Below is a block of records: output all of them exactly and leave out the pictures.

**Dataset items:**
━━━━━━━━━━

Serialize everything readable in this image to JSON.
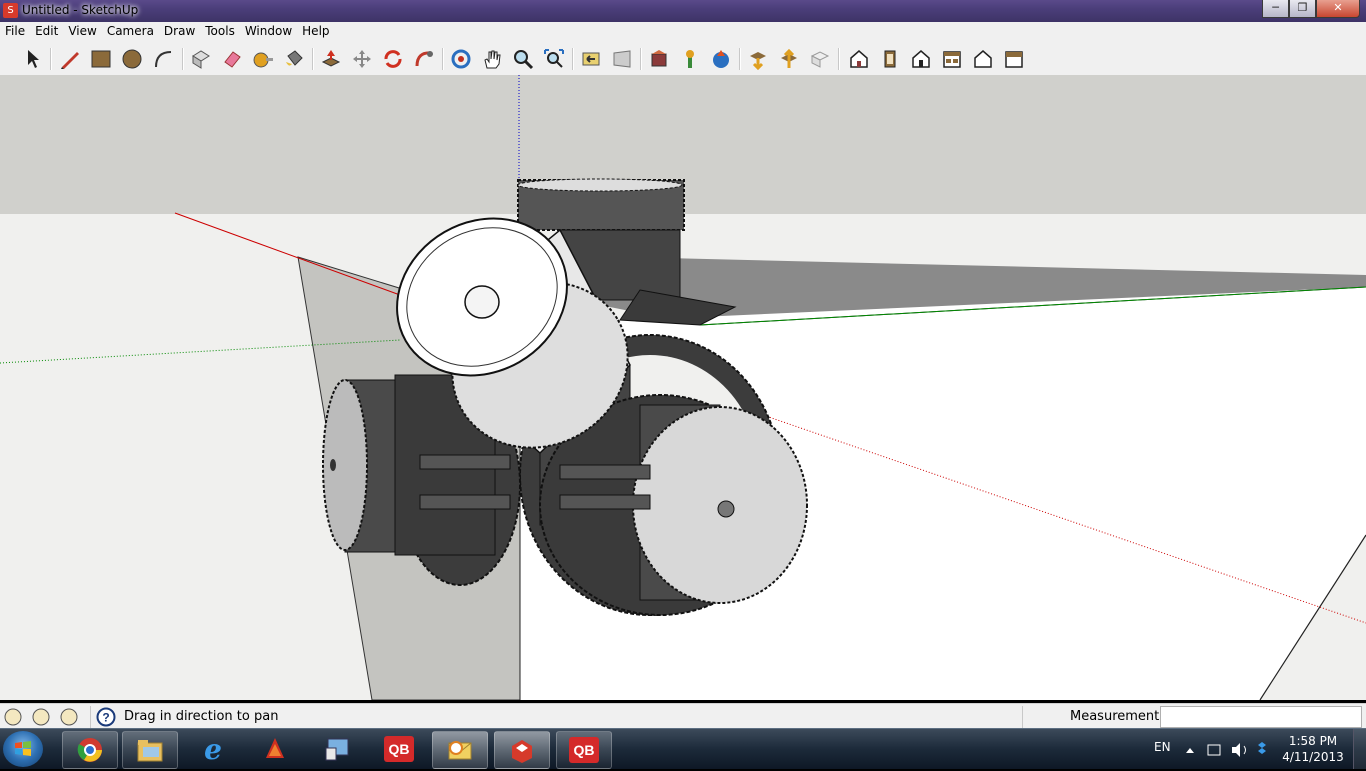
{
  "window": {
    "title": "Untitled - SketchUp",
    "min_label": "─",
    "max_label": "❐",
    "close_label": "✕"
  },
  "menu": {
    "file": "File",
    "edit": "Edit",
    "view": "View",
    "camera": "Camera",
    "draw": "Draw",
    "tools": "Tools",
    "window": "Window",
    "help": "Help"
  },
  "status": {
    "hint": "Drag in direction to pan",
    "measurements_label": "Measurements",
    "measurements_value": ""
  },
  "taskbar": {
    "qb_label": "QB",
    "lang": "EN",
    "time": "1:58 PM",
    "date": "4/11/2013"
  },
  "colors": {
    "axis_red": "#cc0000",
    "axis_green": "#008800",
    "axis_blue": "#0000cc",
    "sky": "#d0d0cc",
    "ground": "#f4f4f2"
  }
}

━━━━━━━━━━

**RESPONSE TO THE TASK:**
Serialize everything readable in this image to JSON.
{
  "window": {
    "title": "Untitled - SketchUp",
    "min_label": "─",
    "max_label": "❐",
    "close_label": "✕"
  },
  "menu": {
    "file": "File",
    "edit": "Edit",
    "view": "View",
    "camera": "Camera",
    "draw": "Draw",
    "tools": "Tools",
    "window": "Window",
    "help": "Help"
  },
  "status": {
    "hint": "Drag in direction to pan",
    "measurements_label": "Measurements",
    "measurements_value": ""
  },
  "taskbar": {
    "qb_label": "QB",
    "lang": "EN",
    "time": "1:58 PM",
    "date": "4/11/2013"
  },
  "colors": {
    "axis_red": "#cc0000",
    "axis_green": "#008800",
    "axis_blue": "#0000cc",
    "sky": "#d0d0cc",
    "ground": "#f4f4f2"
  }
}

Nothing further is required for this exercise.